# WRITTEN EXERCISE
Write only the number of lines holding the string "tiempo".

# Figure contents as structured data
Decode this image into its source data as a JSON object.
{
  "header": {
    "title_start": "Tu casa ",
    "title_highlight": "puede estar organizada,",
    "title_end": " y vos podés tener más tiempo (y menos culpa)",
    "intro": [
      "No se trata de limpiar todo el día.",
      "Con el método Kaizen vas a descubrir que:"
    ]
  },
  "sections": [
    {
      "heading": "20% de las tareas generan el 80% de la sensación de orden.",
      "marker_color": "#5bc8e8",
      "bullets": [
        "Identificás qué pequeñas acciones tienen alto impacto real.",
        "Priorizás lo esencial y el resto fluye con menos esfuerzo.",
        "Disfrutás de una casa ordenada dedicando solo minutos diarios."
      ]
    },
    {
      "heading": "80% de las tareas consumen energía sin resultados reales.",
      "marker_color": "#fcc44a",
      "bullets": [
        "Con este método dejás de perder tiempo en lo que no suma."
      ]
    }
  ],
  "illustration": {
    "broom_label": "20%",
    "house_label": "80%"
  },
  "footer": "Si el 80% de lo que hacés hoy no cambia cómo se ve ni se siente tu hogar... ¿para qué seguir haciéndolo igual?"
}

...

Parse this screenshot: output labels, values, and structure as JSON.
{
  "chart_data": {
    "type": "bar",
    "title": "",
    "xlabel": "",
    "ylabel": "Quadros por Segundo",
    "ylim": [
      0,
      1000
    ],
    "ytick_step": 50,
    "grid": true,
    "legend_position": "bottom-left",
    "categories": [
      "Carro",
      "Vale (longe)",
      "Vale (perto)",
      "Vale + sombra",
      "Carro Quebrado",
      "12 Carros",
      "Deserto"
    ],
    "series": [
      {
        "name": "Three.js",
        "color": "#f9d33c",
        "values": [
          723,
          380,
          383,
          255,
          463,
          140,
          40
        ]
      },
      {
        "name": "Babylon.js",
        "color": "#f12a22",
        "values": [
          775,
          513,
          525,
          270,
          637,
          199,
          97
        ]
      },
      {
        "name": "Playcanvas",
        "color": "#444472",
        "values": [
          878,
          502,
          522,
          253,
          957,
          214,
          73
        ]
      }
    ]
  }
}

---

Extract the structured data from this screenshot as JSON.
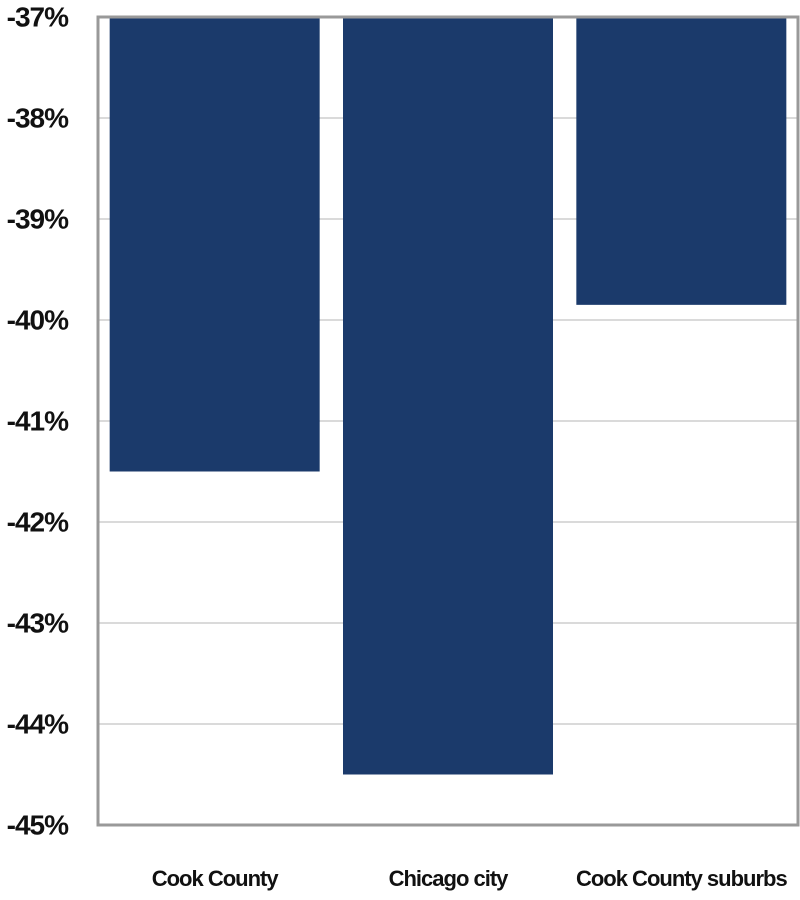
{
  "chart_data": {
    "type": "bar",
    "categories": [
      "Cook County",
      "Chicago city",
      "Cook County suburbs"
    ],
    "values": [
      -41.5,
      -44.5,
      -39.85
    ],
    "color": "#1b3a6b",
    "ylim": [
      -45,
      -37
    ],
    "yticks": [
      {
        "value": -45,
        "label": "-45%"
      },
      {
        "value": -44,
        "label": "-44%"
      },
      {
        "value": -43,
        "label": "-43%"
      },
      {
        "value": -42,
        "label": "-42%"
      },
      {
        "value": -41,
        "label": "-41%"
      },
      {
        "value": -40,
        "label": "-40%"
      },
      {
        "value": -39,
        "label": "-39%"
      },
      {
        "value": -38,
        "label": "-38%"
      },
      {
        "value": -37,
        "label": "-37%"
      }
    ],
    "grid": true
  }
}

# OUTPUT
2